__PROBLEM STATEMENT__
Return the lines below that carry the word "Development".

__DATA SECTION__
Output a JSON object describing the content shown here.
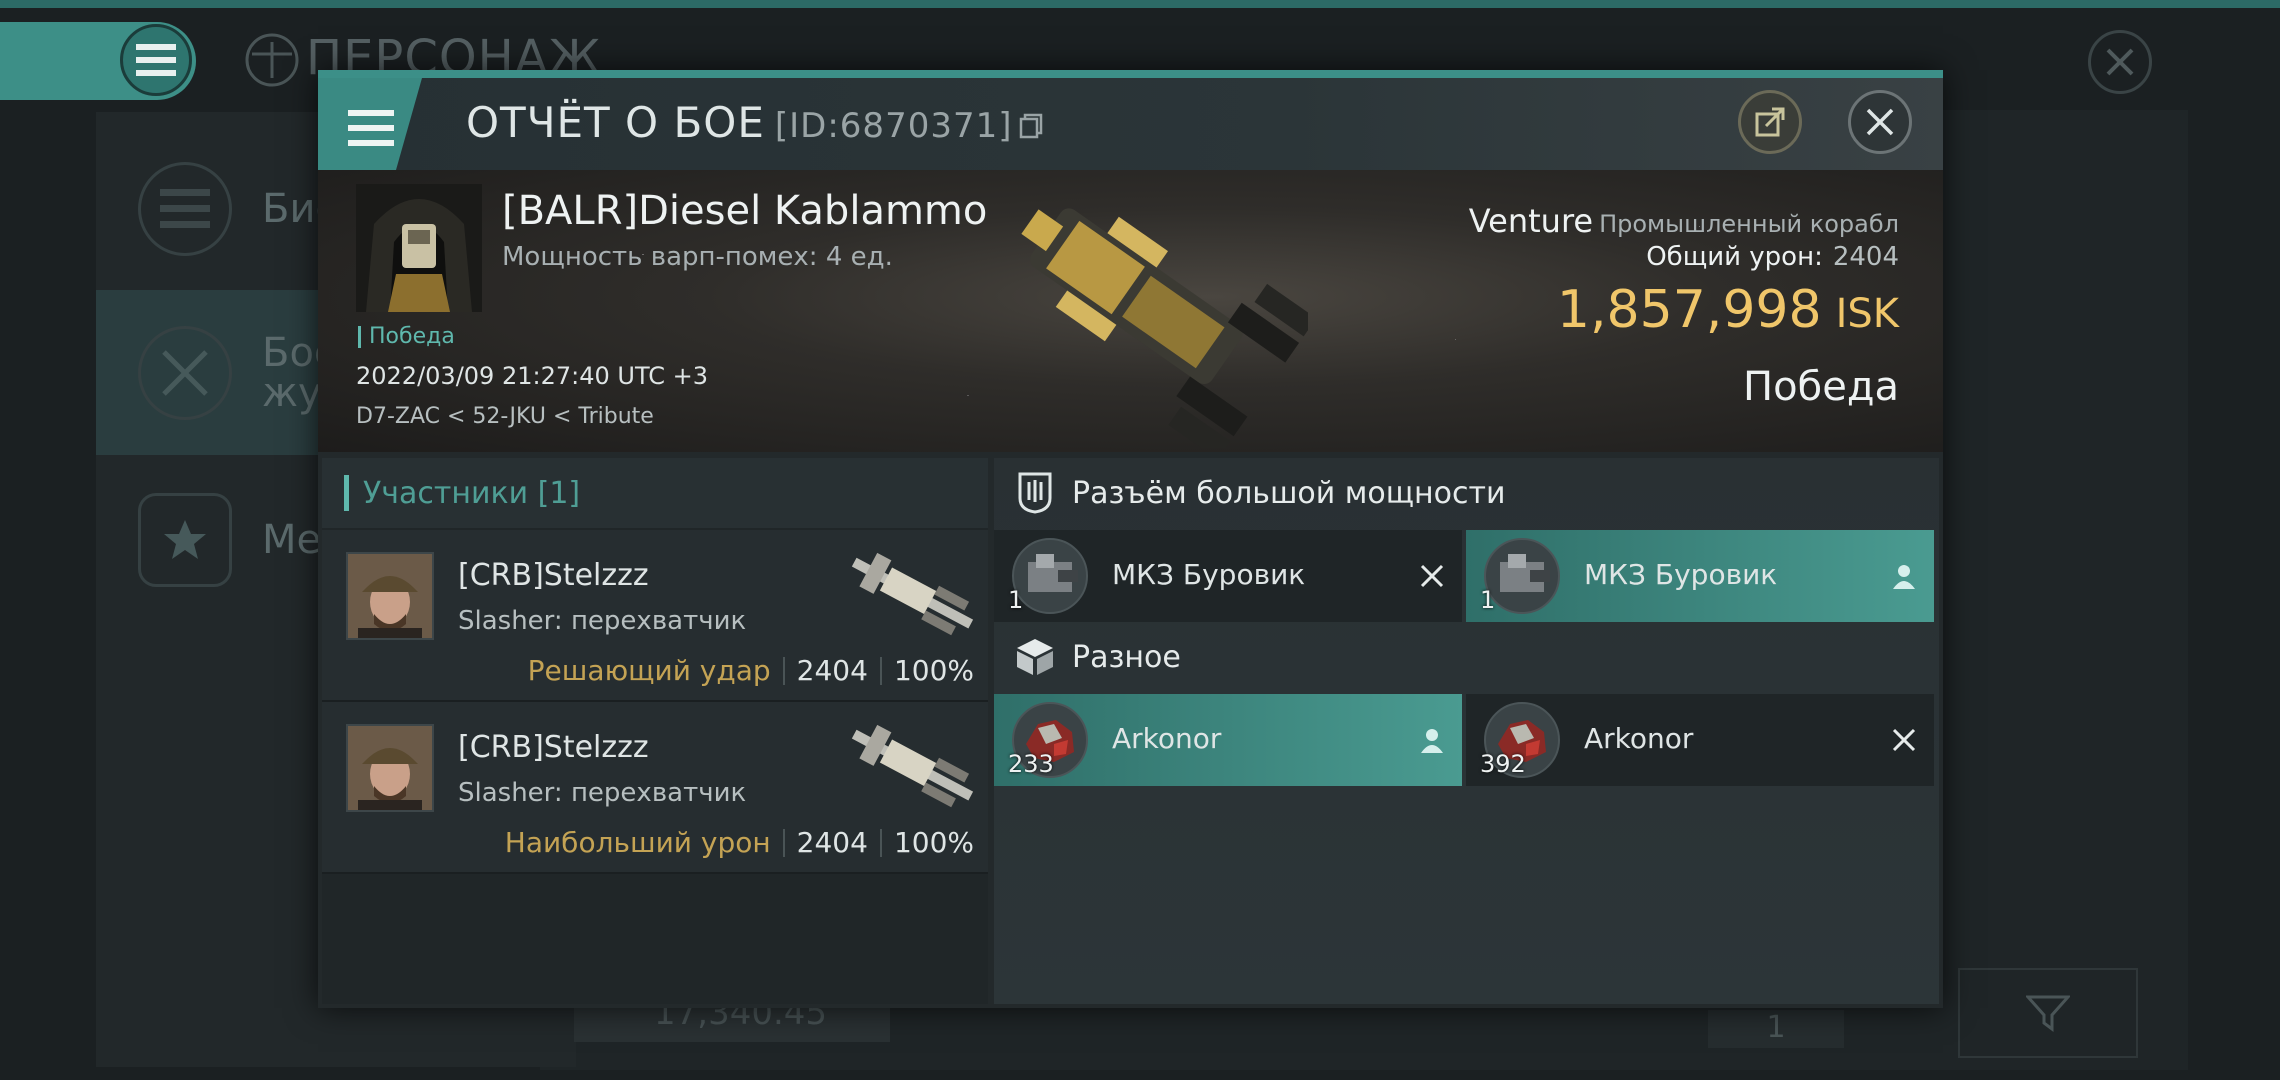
{
  "background": {
    "title": "ПЕРСОНАЖ",
    "sidebar": [
      {
        "label": "Био",
        "icon": "list-icon"
      },
      {
        "label": "Бое\nжур",
        "icon": "crossed-swords-icon"
      },
      {
        "label": "Мед",
        "icon": "star-medal-icon"
      }
    ],
    "bottom_value": "17,340.45",
    "page_number": "1"
  },
  "modal": {
    "title": "ОТЧЁТ О БОЕ",
    "report_id": "[ID:6870371]",
    "victim": {
      "name": "[BALR]Diesel Kablammo",
      "warp_disruption": "Мощность варп-помех: 4 ед.",
      "status_tag": "Победа",
      "datetime": "2022/03/09 21:27:40 UTC +3",
      "route": "D7-ZAC < 52-JKU < Tribute"
    },
    "ship": {
      "name": "Venture",
      "class": "Промышленный корабл",
      "total_damage_label": "Общий урон:",
      "total_damage": "2404",
      "isk_value": "1,857,998",
      "isk_unit": "ISK",
      "result": "Победа"
    },
    "participants": {
      "header": "Участники [1]",
      "rows": [
        {
          "name": "[CRB]Stelzzz",
          "ship": "Slasher: перехватчик",
          "tag": "Решающий удар",
          "damage": "2404",
          "percent": "100%"
        },
        {
          "name": "[CRB]Stelzzz",
          "ship": "Slasher: перехватчик",
          "tag": "Наибольший урон",
          "damage": "2404",
          "percent": "100%"
        }
      ]
    },
    "sections": [
      {
        "title": "Разъём большой мощности",
        "icon": "high-slot-icon",
        "items": [
          {
            "name": "МКЗ Буровик",
            "qty": "1",
            "state": "destroyed"
          },
          {
            "name": "МКЗ Буровик",
            "qty": "1",
            "state": "dropped"
          }
        ]
      },
      {
        "title": "Разное",
        "icon": "cube-icon",
        "items": [
          {
            "name": "Arkonor",
            "qty": "233",
            "state": "dropped"
          },
          {
            "name": "Arkonor",
            "qty": "392",
            "state": "destroyed"
          }
        ]
      }
    ]
  },
  "colors": {
    "accent": "#3c8f88",
    "isk": "#f0c66a",
    "tag_gold": "#c4a354"
  }
}
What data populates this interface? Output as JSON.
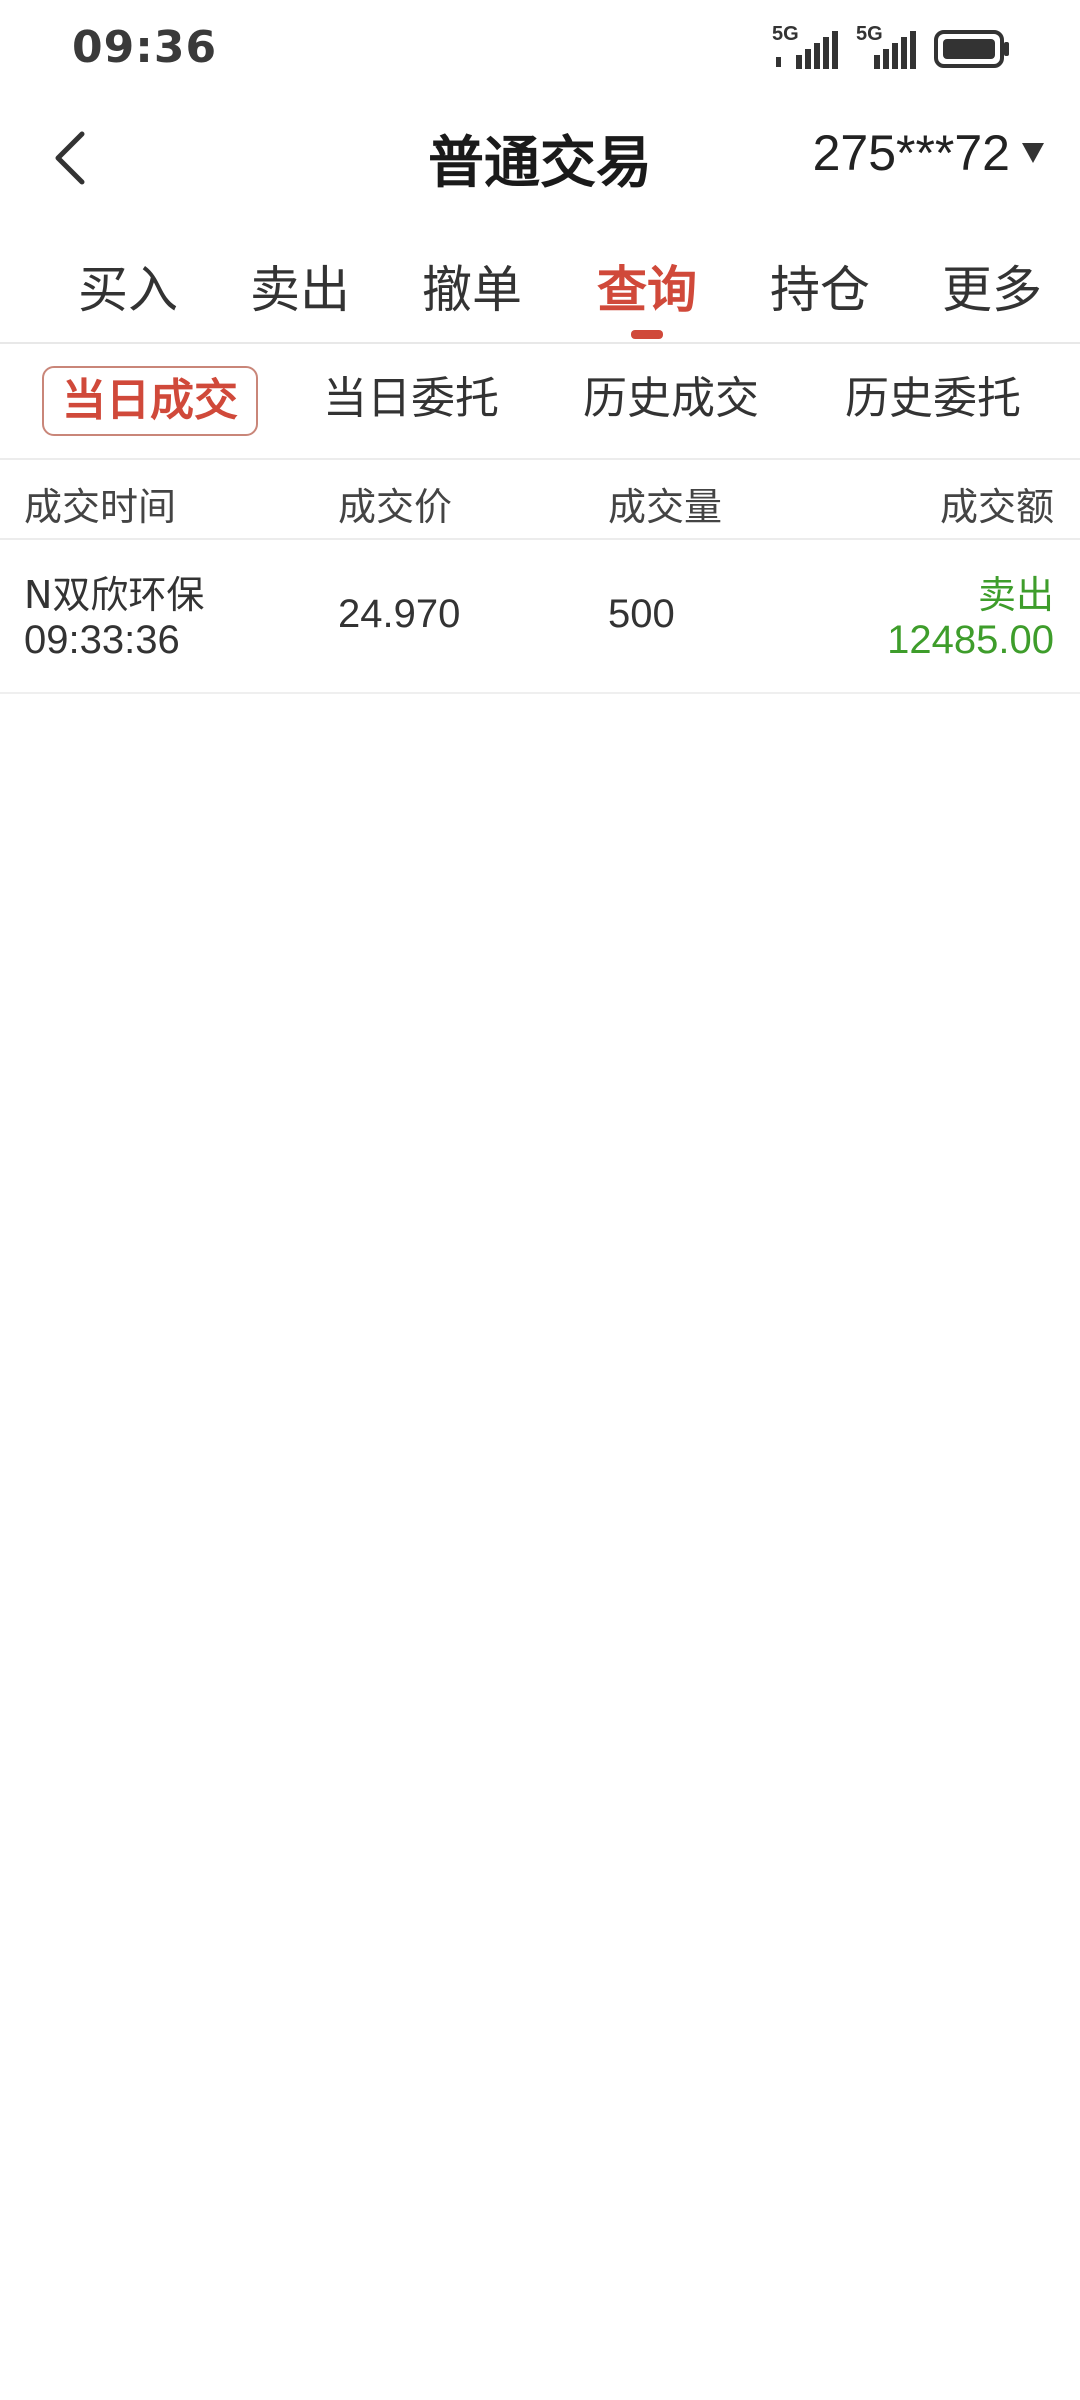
{
  "status_bar": {
    "time": "09:36",
    "signal1_label": "5G",
    "signal2_label": "5G"
  },
  "header": {
    "title": "普通交易",
    "account": "275***72"
  },
  "main_tabs": [
    {
      "label": "买入"
    },
    {
      "label": "卖出"
    },
    {
      "label": "撤单"
    },
    {
      "label": "查询"
    },
    {
      "label": "持仓"
    },
    {
      "label": "更多"
    }
  ],
  "active_main_tab": "查询",
  "sub_tabs": [
    {
      "label": "当日成交"
    },
    {
      "label": "当日委托"
    },
    {
      "label": "历史成交"
    },
    {
      "label": "历史委托"
    }
  ],
  "active_sub_tab": "当日成交",
  "table": {
    "columns": [
      "成交时间",
      "成交价",
      "成交量",
      "成交额"
    ],
    "rows": [
      {
        "name": "N双欣环保",
        "time": "09:33:36",
        "price": "24.970",
        "volume": "500",
        "direction": "卖出",
        "amount": "12485.00"
      }
    ]
  },
  "colors": {
    "accent": "#d0493a",
    "sell_green": "#3e9d2b"
  },
  "icons": {
    "back": "chevron-left-icon",
    "account_caret": "caret-down-icon",
    "battery": "battery-icon",
    "signal": "signal-bars-icon"
  }
}
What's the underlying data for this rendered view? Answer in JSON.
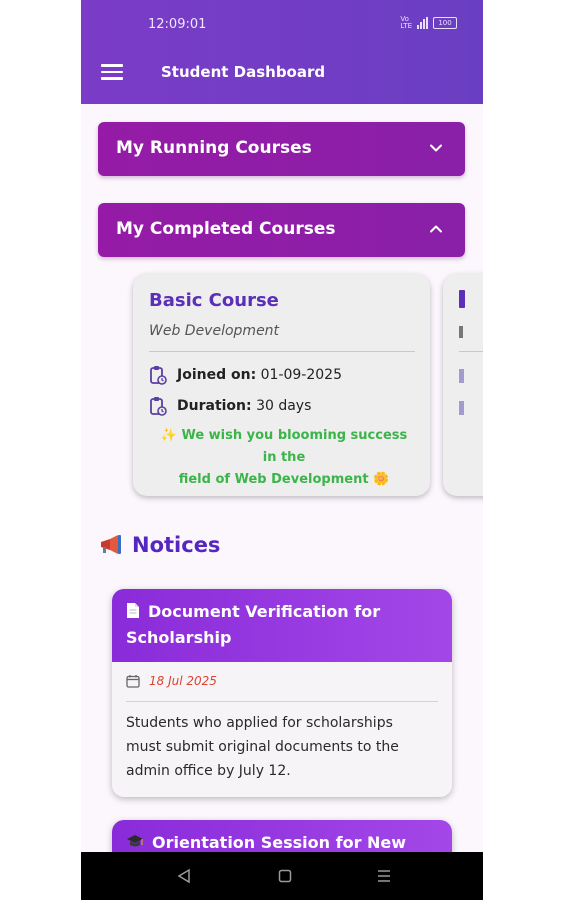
{
  "status_bar": {
    "time": "12:09:01",
    "net_label": "VoLTE",
    "battery": "100"
  },
  "app_bar": {
    "title": "Student Dashboard"
  },
  "accordions": [
    {
      "label": "My Running Courses",
      "expanded": false
    },
    {
      "label": "My Completed Courses",
      "expanded": true
    }
  ],
  "completed_courses": [
    {
      "title": "Basic Course",
      "category": "Web Development",
      "joined_label": "Joined on:",
      "joined_value": "01-09-2025",
      "duration_label": "Duration:",
      "duration_value": "30 days",
      "wish_line1": "✨ We wish you blooming success in the",
      "wish_line2": "field of Web Development 🌼"
    }
  ],
  "notices": {
    "heading": "Notices",
    "items": [
      {
        "title": "Document Verification for Scholarship",
        "date": "18 Jul 2025",
        "body": "Students who applied for scholarships must submit original documents to the admin office by July 12."
      },
      {
        "title": "Orientation Session for New"
      }
    ]
  },
  "colors": {
    "app_bar": "#7b3cc7",
    "accordion": "#951ba6",
    "course_title": "#5c2fb8",
    "wish_text": "#3bb54a",
    "notice_header": "#8a2bd9",
    "notice_date": "#d9452f"
  }
}
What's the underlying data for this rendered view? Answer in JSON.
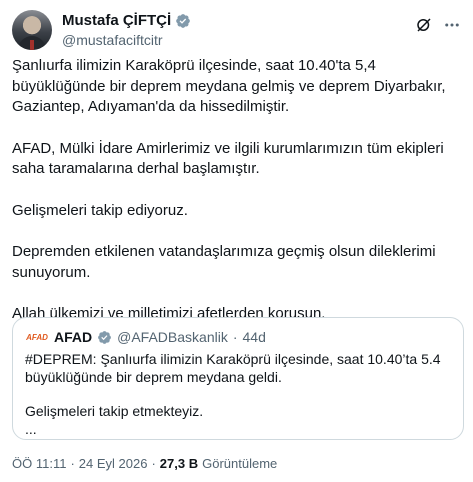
{
  "author": {
    "name": "Mustafa ÇİFTÇİ",
    "handle": "@mustafaciftcitr",
    "verified_color": "#829aab"
  },
  "tweet": {
    "paragraphs": [
      "Şanlıurfa ilimizin Karaköprü ilçesinde, saat 10.40'ta 5,4 büyüklüğünde bir deprem meydana gelmiş ve deprem Diyarbakır, Gaziantep, Adıyaman'da da hissedilmiştir.",
      "AFAD, Mülki İdare Amirlerimiz ve ilgili kurumlarımızın tüm ekipleri saha taramalarına derhal başlamıştır.",
      "Gelişmeleri takip ediyoruz.",
      "Depremden etkilenen vatandaşlarımıza geçmiş olsun dileklerimi sunuyorum.",
      "Allah ülkemizi ve milletimizi afetlerden korusun."
    ]
  },
  "quoted_tweet": {
    "logo_text": "AFAD",
    "name": "AFAD",
    "handle": "@AFADBaskanlik",
    "separator": "·",
    "time": "44d",
    "text_line1": "#DEPREM: Şanlıurfa ilimizin Karaköprü ilçesinde, saat 10.40’ta 5.4 büyüklüğünde bir deprem meydana geldi.",
    "text_line2": "Gelişmeleri takip etmekteyiz.",
    "text_line3": "..."
  },
  "meta": {
    "time": "ÖÖ 11:11",
    "separator1": "·",
    "date": "24 Eyl 2026",
    "separator2": "·",
    "views_count": "27,3 B",
    "views_label": "Görüntüleme"
  },
  "icons": {
    "grok": "grok-icon",
    "more": "more-icon",
    "verified": "verified-badge-icon"
  },
  "colors": {
    "text": "#0f1419",
    "secondary": "#536471",
    "border": "#cfd9de",
    "verified_gray": "#829aab",
    "afad_orange": "#e05a1f"
  }
}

__WRITTEN RESPONSE__
      "category": "Web Development",
      "wish_line2": "field of Web Development 🌼"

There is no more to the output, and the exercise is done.